* [Input for this task]:
+ + + + +

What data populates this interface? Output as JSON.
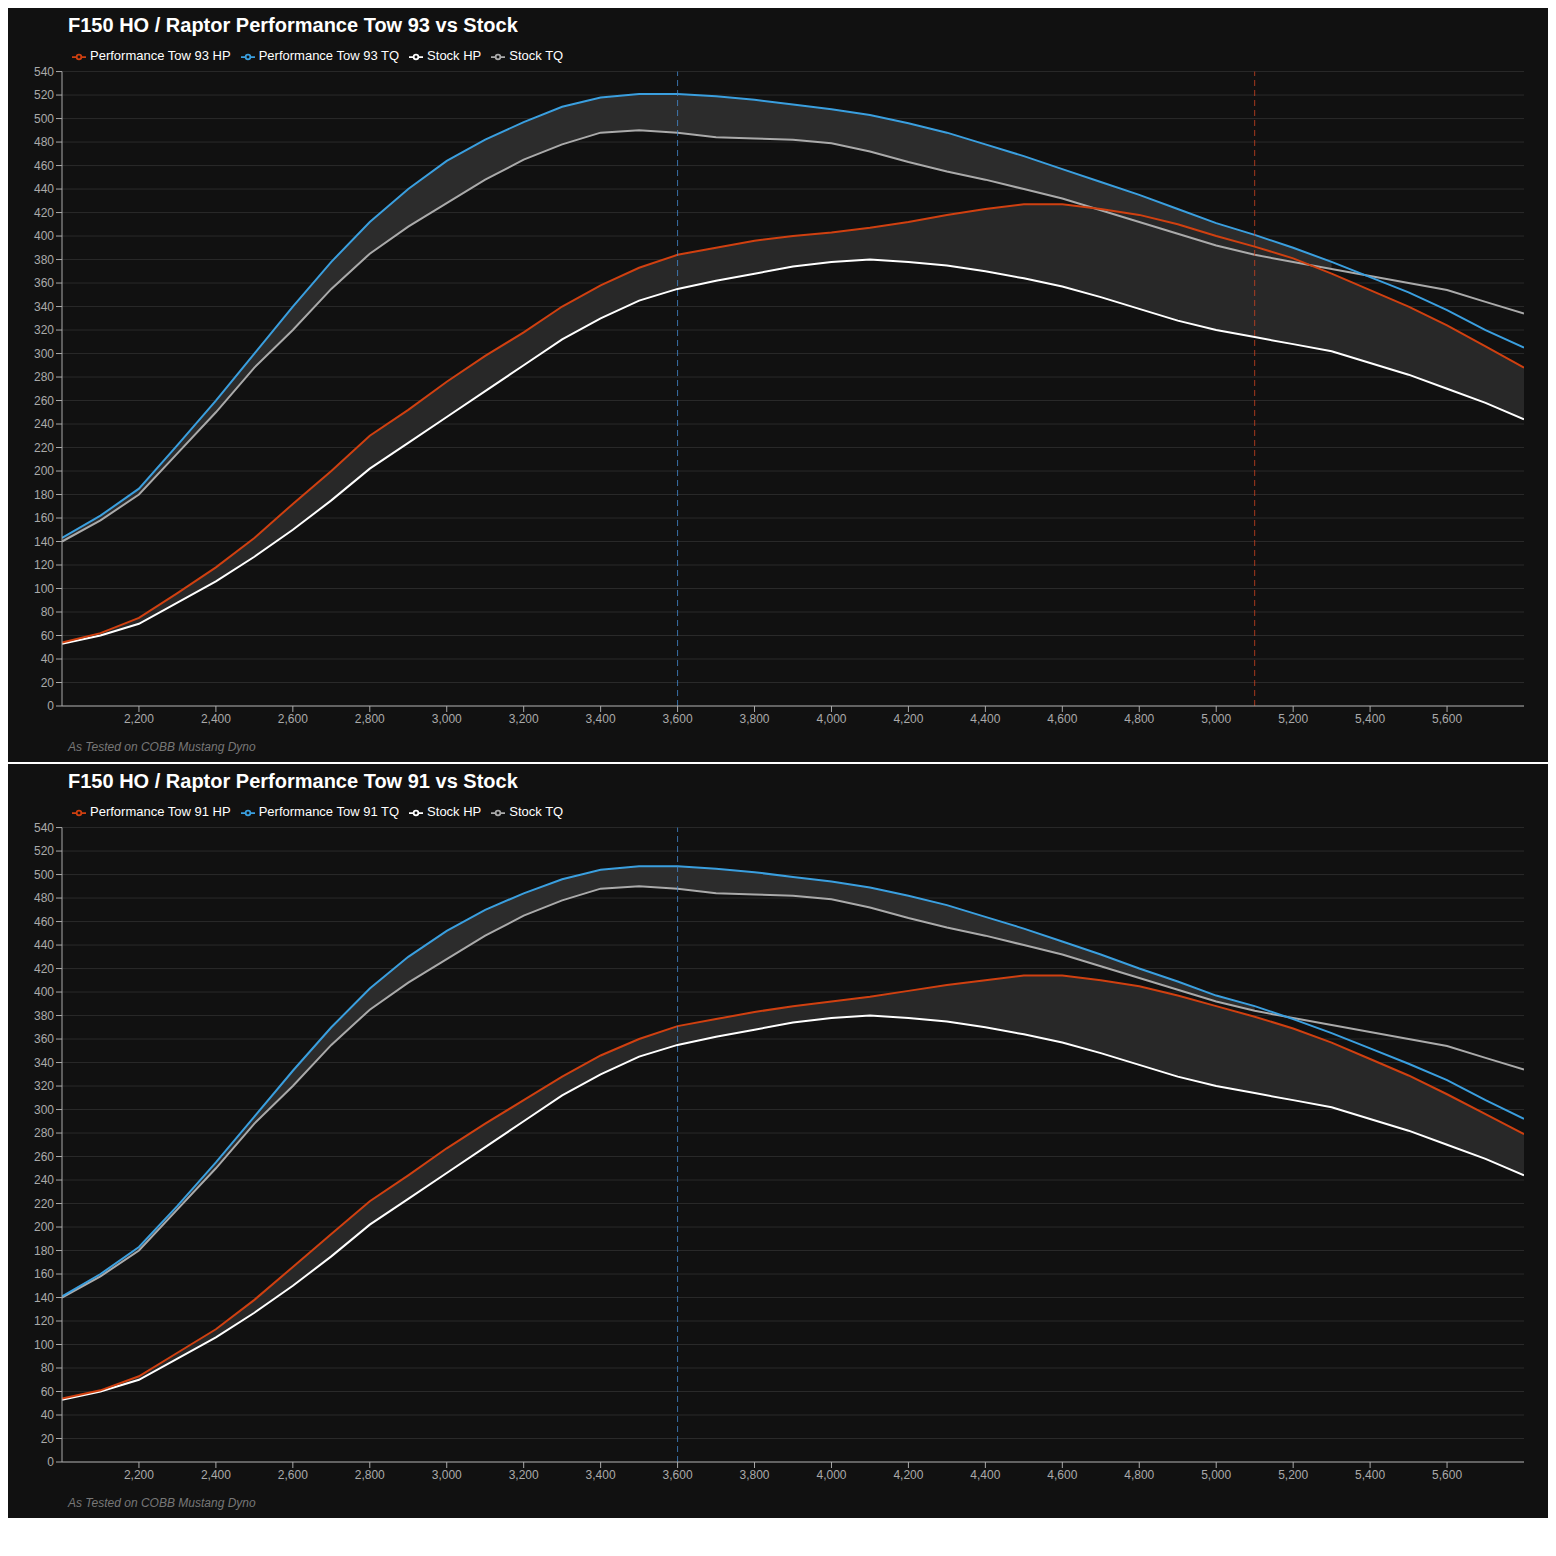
{
  "chart_data": [
    {
      "type": "line",
      "title": "F150 HO / Raptor Performance Tow 93 vs Stock",
      "subtitle": "As Tested on COBB Mustang Dyno",
      "x": [
        2000,
        2100,
        2200,
        2300,
        2400,
        2500,
        2600,
        2700,
        2800,
        2900,
        3000,
        3100,
        3200,
        3300,
        3400,
        3500,
        3600,
        3700,
        3800,
        3900,
        4000,
        4100,
        4200,
        4300,
        4400,
        4500,
        4600,
        4700,
        4800,
        4900,
        5000,
        5100,
        5200,
        5300,
        5400,
        5500,
        5600,
        5700,
        5800
      ],
      "series": [
        {
          "name": "Stock TQ",
          "color": "#aaaaaa",
          "values": [
            140,
            158,
            180,
            215,
            250,
            288,
            320,
            355,
            385,
            408,
            428,
            448,
            465,
            478,
            488,
            490,
            488,
            484,
            483,
            482,
            479,
            472,
            463,
            455,
            448,
            440,
            432,
            422,
            412,
            402,
            392,
            384,
            378,
            372,
            366,
            360,
            354,
            344,
            334
          ]
        },
        {
          "name": "Performance Tow 93 TQ",
          "color": "#3a9fdf",
          "values": [
            143,
            162,
            185,
            222,
            260,
            300,
            340,
            378,
            412,
            440,
            464,
            482,
            497,
            510,
            518,
            521,
            521,
            519,
            516,
            512,
            508,
            503,
            496,
            488,
            478,
            468,
            457,
            446,
            435,
            423,
            411,
            401,
            390,
            378,
            365,
            352,
            337,
            320,
            305
          ]
        },
        {
          "name": "Stock HP",
          "color": "#ffffff",
          "values": [
            53,
            60,
            70,
            88,
            106,
            127,
            150,
            175,
            202,
            224,
            246,
            268,
            290,
            312,
            330,
            345,
            355,
            362,
            368,
            374,
            378,
            380,
            378,
            375,
            370,
            364,
            357,
            348,
            338,
            328,
            320,
            314,
            308,
            302,
            292,
            282,
            270,
            258,
            244
          ]
        },
        {
          "name": "Performance Tow 93 HP",
          "color": "#d04010",
          "values": [
            54,
            62,
            75,
            96,
            118,
            143,
            172,
            200,
            230,
            252,
            276,
            298,
            318,
            340,
            358,
            373,
            384,
            390,
            396,
            400,
            403,
            407,
            412,
            418,
            423,
            427,
            427,
            423,
            418,
            410,
            400,
            391,
            381,
            368,
            354,
            340,
            324,
            306,
            288
          ]
        }
      ],
      "vlines": [
        {
          "x": 3600,
          "color": "#4488cc",
          "line_style": "dashed"
        },
        {
          "x": 5100,
          "color": "#cc4422",
          "line_style": "dashed"
        }
      ],
      "xlim": [
        2000,
        5800
      ],
      "xticks": [
        {
          "value": 2200,
          "label": "2,200"
        },
        {
          "value": 2400,
          "label": "2,400"
        },
        {
          "value": 2600,
          "label": "2,600"
        },
        {
          "value": 2800,
          "label": "2,800"
        },
        {
          "value": 3000,
          "label": "3,000"
        },
        {
          "value": 3200,
          "label": "3,200"
        },
        {
          "value": 3400,
          "label": "3,400"
        },
        {
          "value": 3600,
          "label": "3,600"
        },
        {
          "value": 3800,
          "label": "3,800"
        },
        {
          "value": 4000,
          "label": "4,000"
        },
        {
          "value": 4200,
          "label": "4,200"
        },
        {
          "value": 4400,
          "label": "4,400"
        },
        {
          "value": 4600,
          "label": "4,600"
        },
        {
          "value": 4800,
          "label": "4,800"
        },
        {
          "value": 5000,
          "label": "5,000"
        },
        {
          "value": 5200,
          "label": "5,200"
        },
        {
          "value": 5400,
          "label": "5,400"
        },
        {
          "value": 5600,
          "label": "5,600"
        }
      ],
      "ylim": [
        0,
        540
      ],
      "yticks": [
        0,
        20,
        40,
        60,
        80,
        100,
        120,
        140,
        160,
        180,
        200,
        220,
        240,
        260,
        280,
        300,
        320,
        340,
        360,
        380,
        400,
        420,
        440,
        460,
        480,
        500,
        520,
        540
      ],
      "grid": "y",
      "legend": "upper left"
    },
    {
      "type": "line",
      "title": "F150 HO / Raptor Performance Tow 91 vs Stock",
      "subtitle": "As Tested on COBB Mustang Dyno",
      "x": [
        2000,
        2100,
        2200,
        2300,
        2400,
        2500,
        2600,
        2700,
        2800,
        2900,
        3000,
        3100,
        3200,
        3300,
        3400,
        3500,
        3600,
        3700,
        3800,
        3900,
        4000,
        4100,
        4200,
        4300,
        4400,
        4500,
        4600,
        4700,
        4800,
        4900,
        5000,
        5100,
        5200,
        5300,
        5400,
        5500,
        5600,
        5700,
        5800
      ],
      "series": [
        {
          "name": "Stock TQ",
          "color": "#aaaaaa",
          "values": [
            140,
            158,
            180,
            215,
            250,
            288,
            320,
            355,
            385,
            408,
            428,
            448,
            465,
            478,
            488,
            490,
            488,
            484,
            483,
            482,
            479,
            472,
            463,
            455,
            448,
            440,
            432,
            422,
            412,
            402,
            392,
            384,
            378,
            372,
            366,
            360,
            354,
            344,
            334
          ]
        },
        {
          "name": "Performance Tow 91 TQ",
          "color": "#3a9fdf",
          "values": [
            141,
            160,
            183,
            218,
            255,
            294,
            333,
            370,
            403,
            430,
            452,
            470,
            484,
            496,
            504,
            507,
            507,
            505,
            502,
            498,
            494,
            489,
            482,
            474,
            464,
            454,
            443,
            432,
            420,
            409,
            397,
            388,
            377,
            365,
            352,
            339,
            325,
            308,
            292
          ]
        },
        {
          "name": "Stock HP",
          "color": "#ffffff",
          "values": [
            53,
            60,
            70,
            88,
            106,
            127,
            150,
            175,
            202,
            224,
            246,
            268,
            290,
            312,
            330,
            345,
            355,
            362,
            368,
            374,
            378,
            380,
            378,
            375,
            370,
            364,
            357,
            348,
            338,
            328,
            320,
            314,
            308,
            302,
            292,
            282,
            270,
            258,
            244
          ]
        },
        {
          "name": "Performance Tow 91 HP",
          "color": "#d04010",
          "values": [
            54,
            61,
            73,
            93,
            113,
            138,
            166,
            194,
            222,
            244,
            267,
            288,
            308,
            328,
            346,
            360,
            371,
            377,
            383,
            388,
            392,
            396,
            401,
            406,
            410,
            414,
            414,
            410,
            405,
            397,
            388,
            379,
            369,
            357,
            343,
            329,
            313,
            296,
            279
          ]
        }
      ],
      "vlines": [
        {
          "x": 3600,
          "color": "#4488cc",
          "line_style": "dashed"
        }
      ],
      "xlim": [
        2000,
        5800
      ],
      "xticks": [
        {
          "value": 2200,
          "label": "2,200"
        },
        {
          "value": 2400,
          "label": "2,400"
        },
        {
          "value": 2600,
          "label": "2,600"
        },
        {
          "value": 2800,
          "label": "2,800"
        },
        {
          "value": 3000,
          "label": "3,000"
        },
        {
          "value": 3200,
          "label": "3,200"
        },
        {
          "value": 3400,
          "label": "3,400"
        },
        {
          "value": 3600,
          "label": "3,600"
        },
        {
          "value": 3800,
          "label": "3,800"
        },
        {
          "value": 4000,
          "label": "4,000"
        },
        {
          "value": 4200,
          "label": "4,200"
        },
        {
          "value": 4400,
          "label": "4,400"
        },
        {
          "value": 4600,
          "label": "4,600"
        },
        {
          "value": 4800,
          "label": "4,800"
        },
        {
          "value": 5000,
          "label": "5,000"
        },
        {
          "value": 5200,
          "label": "5,200"
        },
        {
          "value": 5400,
          "label": "5,400"
        },
        {
          "value": 5600,
          "label": "5,600"
        }
      ],
      "ylim": [
        0,
        540
      ],
      "yticks": [
        0,
        20,
        40,
        60,
        80,
        100,
        120,
        140,
        160,
        180,
        200,
        220,
        240,
        260,
        280,
        300,
        320,
        340,
        360,
        380,
        400,
        420,
        440,
        460,
        480,
        500,
        520,
        540
      ],
      "grid": "y",
      "legend": "upper left"
    }
  ]
}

+ + + + +

* [Challenge]: Scan the listing above for the word "name" and show each line where it is found.

* [Final result]:
          "name": "Stock TQ",
          "name": "Performance Tow 93 TQ",
          "name": "Stock HP",
          "name": "Performance Tow 93 HP",
          "name": "Stock TQ",
          "name": "Performance Tow 91 TQ",
          "name": "Stock HP",
          "name": "Performance Tow 91 HP",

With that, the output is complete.